** GIVEN EXERCISE **
Repeat the records below exactly, leaving out any pictures.

** INPUT RECORDS **
* start *

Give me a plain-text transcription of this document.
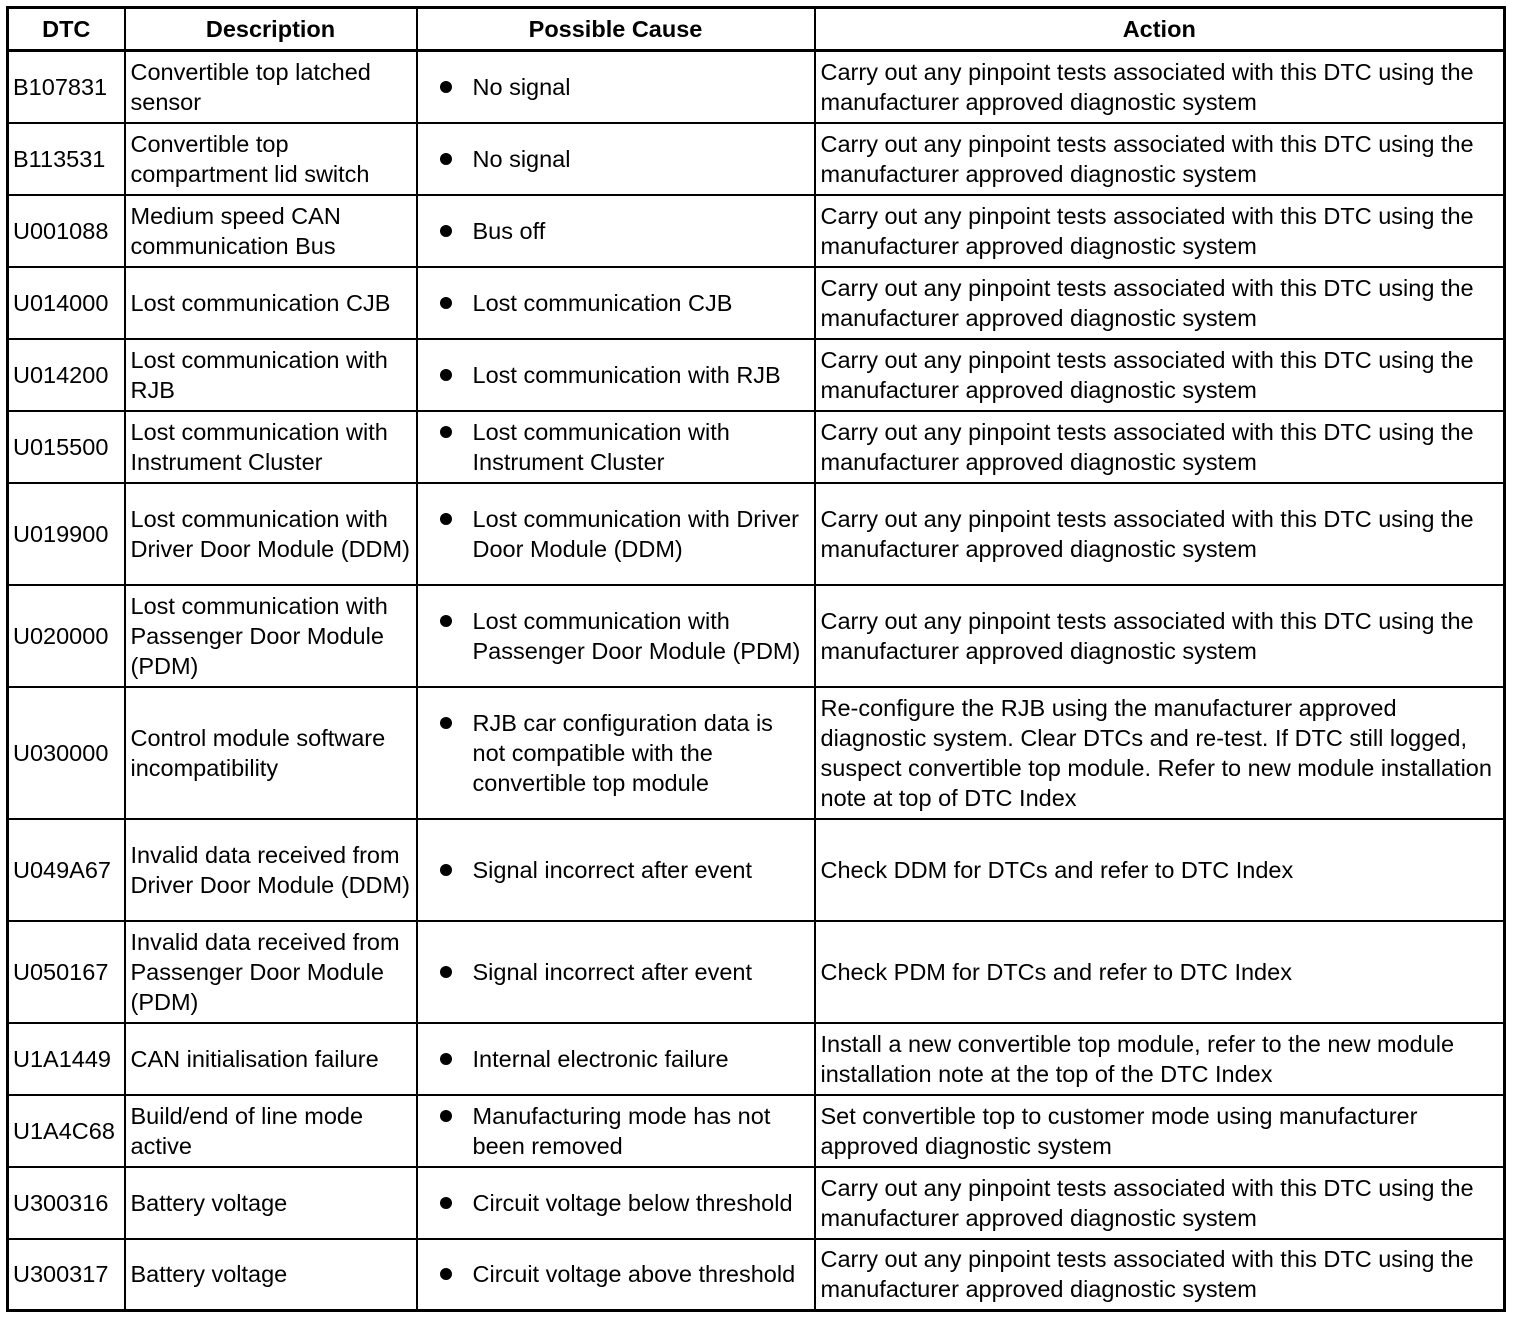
DTC	Description	Possible Cause	Action
B107831	Convertible top latched sensor	No signal	Carry out any pinpoint tests associated with this DTC using the manufacturer approved diagnostic system
B113531	Convertible top compartment lid switch	No signal	Carry out any pinpoint tests associated with this DTC using the manufacturer approved diagnostic system
U001088	Medium speed CAN communication Bus	Bus off	Carry out any pinpoint tests associated with this DTC using the manufacturer approved diagnostic system
U014000	Lost communication CJB	Lost communication CJB	Carry out any pinpoint tests associated with this DTC using the manufacturer approved diagnostic system
U014200	Lost communication with RJB	Lost communication with RJB	Carry out any pinpoint tests associated with this DTC using the manufacturer approved diagnostic system
U015500	Lost communication with Instrument Cluster	Lost communication with Instrument Cluster	Carry out any pinpoint tests associated with this DTC using the manufacturer approved diagnostic system
U019900	Lost communication with Driver Door Module (DDM)	Lost communication with Driver Door Module (DDM)	Carry out any pinpoint tests associated with this DTC using the manufacturer approved diagnostic system
U020000	Lost communication with Passenger Door Module (PDM)	Lost communication with Passenger Door Module (PDM)	Carry out any pinpoint tests associated with this DTC using the manufacturer approved diagnostic system
U030000	Control module software incompatibility	RJB car configuration data is not compatible with the convertible top module	Re-configure the RJB using the manufacturer approved diagnostic system. Clear DTCs and re-test. If DTC still logged, suspect convertible top module. Refer to new module installation note at top of DTC Index
U049A67	Invalid data received from Driver Door Module (DDM)	Signal incorrect after event	Check DDM for DTCs and refer to DTC Index
U050167	Invalid data received from Passenger Door Module (PDM)	Signal incorrect after event	Check PDM for DTCs and refer to DTC Index
U1A1449	CAN initialisation failure	Internal electronic failure	Install a new convertible top module, refer to the new module installation note at the top of the DTC Index
U1A4C68	Build/end of line mode active	Manufacturing mode has not been removed	Set convertible top to customer mode using manufacturer approved diagnostic system
U300316	Battery voltage	Circuit voltage below threshold	Carry out any pinpoint tests associated with this DTC using the manufacturer approved diagnostic system
U300317	Battery voltage	Circuit voltage above threshold	Carry out any pinpoint tests associated with this DTC using the manufacturer approved diagnostic system
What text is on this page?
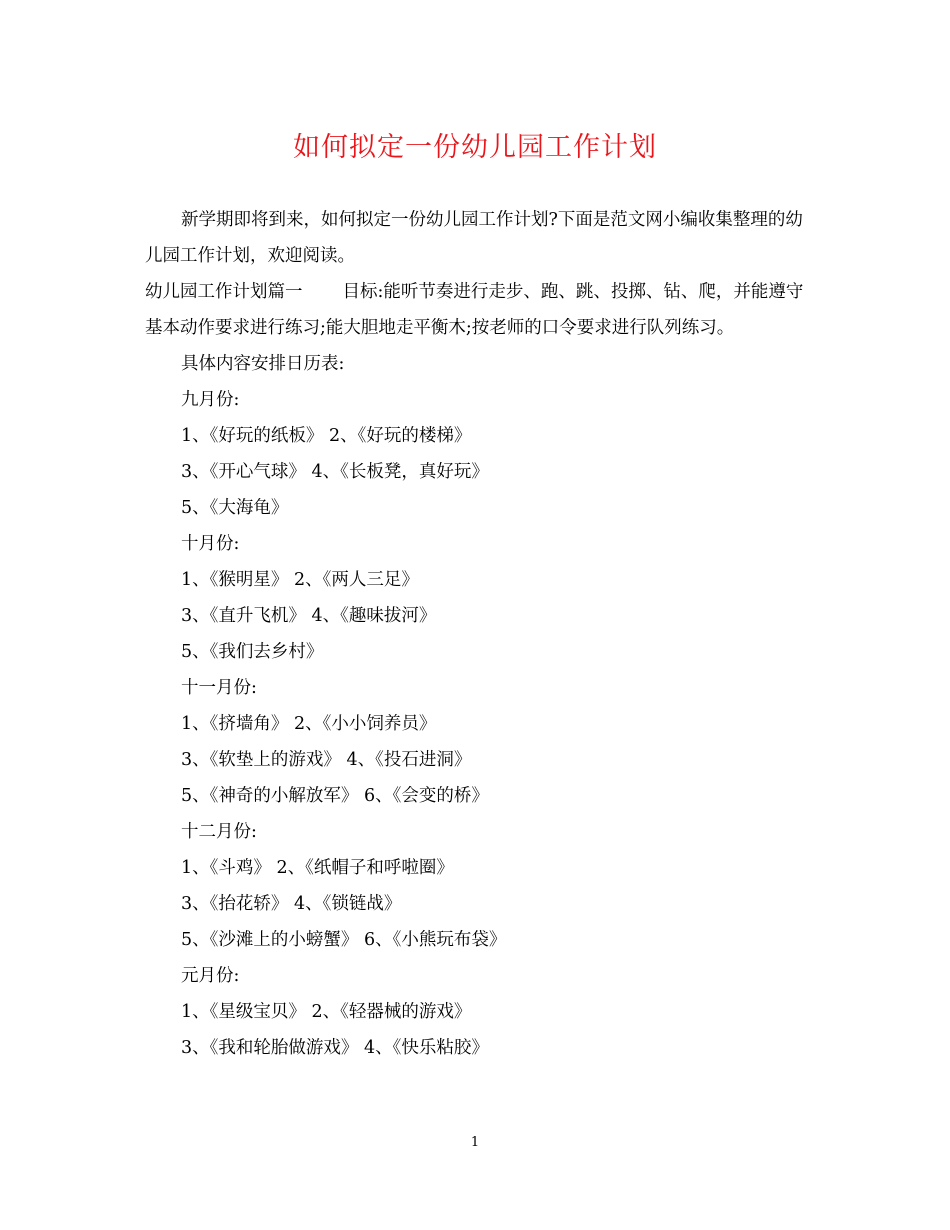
如何拟定一份幼儿园工作计划

新学期即将到来，如何拟定一份幼儿园工作计划?下面是范文网小编收集整理的幼儿园工作计划，欢迎阅读。

幼儿园工作计划篇一 目标:能听节奏进行走步、跑、跳、投掷、钻、爬，并能遵守基本动作要求进行练习;能大胆地走平衡木;按老师的口令要求进行队列练习。

具体内容安排日历表:

九月份:

1、《好玩的纸板》 2、《好玩的楼梯》

3、《开心气球》 4、《长板凳，真好玩》

5、《大海龟》

十月份:

1、《猴明星》 2、《两人三足》

3、《直升飞机》 4、《趣味拔河》

5、《我们去乡村》

十一月份:

1、《挤墙角》 2、《小小饲养员》

3、《软垫上的游戏》 4、《投石进洞》

5、《神奇的小解放军》 6、《会变的桥》

十二月份:

1、《斗鸡》 2、《纸帽子和呼啦圈》

3、《抬花轿》 4、《锁链战》

5、《沙滩上的小螃蟹》 6、《小熊玩布袋》

元月份:

1、《星级宝贝》 2、《轻器械的游戏》

3、《我和轮胎做游戏》 4、《快乐粘胶》

1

* end *

** TASK SOLUTION **
Give me a plain-text transcription of this document.
DTC	Description	Possible Cause	Action
B107831	Convertible top latched sensor	No signal	Carry out any pinpoint tests associated with this DTC using the manufacturer approved diagnostic system
B113531	Convertible top compartment lid switch	No signal	Carry out any pinpoint tests associated with this DTC using the manufacturer approved diagnostic system
U001088	Medium speed CAN communication Bus	Bus off	Carry out any pinpoint tests associated with this DTC using the manufacturer approved diagnostic system
U014000	Lost communication CJB	Lost communication CJB	Carry out any pinpoint tests associated with this DTC using the manufacturer approved diagnostic system
U014200	Lost communication with RJB	Lost communication with RJB	Carry out any pinpoint tests associated with this DTC using the manufacturer approved diagnostic system
U015500	Lost communication with Instrument Cluster	Lost communication with Instrument Cluster	Carry out any pinpoint tests associated with this DTC using the manufacturer approved diagnostic system
U019900	Lost communication with Driver Door Module (DDM)	Lost communication with Driver Door Module (DDM)	Carry out any pinpoint tests associated with this DTC using the manufacturer approved diagnostic system
U020000	Lost communication with Passenger Door Module (PDM)	Lost communication with Passenger Door Module (PDM)	Carry out any pinpoint tests associated with this DTC using the manufacturer approved diagnostic system
U030000	Control module software incompatibility	RJB car configuration data is not compatible with the convertible top module	Re-configure the RJB using the manufacturer approved diagnostic system. Clear DTCs and re-test. If DTC still logged, suspect convertible top module. Refer to new module installation note at top of DTC Index
U049A67	Invalid data received from Driver Door Module (DDM)	Signal incorrect after event	Check DDM for DTCs and refer to DTC Index
U050167	Invalid data received from Passenger Door Module (PDM)	Signal incorrect after event	Check PDM for DTCs and refer to DTC Index
U1A1449	CAN initialisation failure	Internal electronic failure	Install a new convertible top module, refer to the new module installation note at the top of the DTC Index
U1A4C68	Build/end of line mode active	Manufacturing mode has not been removed	Set convertible top to customer mode using manufacturer approved diagnostic system
U300316	Battery voltage	Circuit voltage below threshold	Carry out any pinpoint tests associated with this DTC using the manufacturer approved diagnostic system
U300317	Battery voltage	Circuit voltage above threshold	Carry out any pinpoint tests associated with this DTC using the manufacturer approved diagnostic system
What text is on this page?
如何拟定一份幼儿园工作计划

新学期即将到来，如何拟定一份幼儿园工作计划?下面是范文网小编收集整理的幼儿园工作计划，欢迎阅读。

幼儿园工作计划篇一 目标:能听节奏进行走步、跑、跳、投掷、钻、爬，并能遵守基本动作要求进行练习;能大胆地走平衡木;按老师的口令要求进行队列练习。

具体内容安排日历表:

九月份:

1、《好玩的纸板》 2、《好玩的楼梯》

3、《开心气球》 4、《长板凳，真好玩》

5、《大海龟》

十月份:

1、《猴明星》 2、《两人三足》

3、《直升飞机》 4、《趣味拔河》

5、《我们去乡村》

十一月份:

1、《挤墙角》 2、《小小饲养员》

3、《软垫上的游戏》 4、《投石进洞》

5、《神奇的小解放军》 6、《会变的桥》

十二月份:

1、《斗鸡》 2、《纸帽子和呼啦圈》

3、《抬花轿》 4、《锁链战》

5、《沙滩上的小螃蟹》 6、《小熊玩布袋》

元月份:

1、《星级宝贝》 2、《轻器械的游戏》

3、《我和轮胎做游戏》 4、《快乐粘胶》

1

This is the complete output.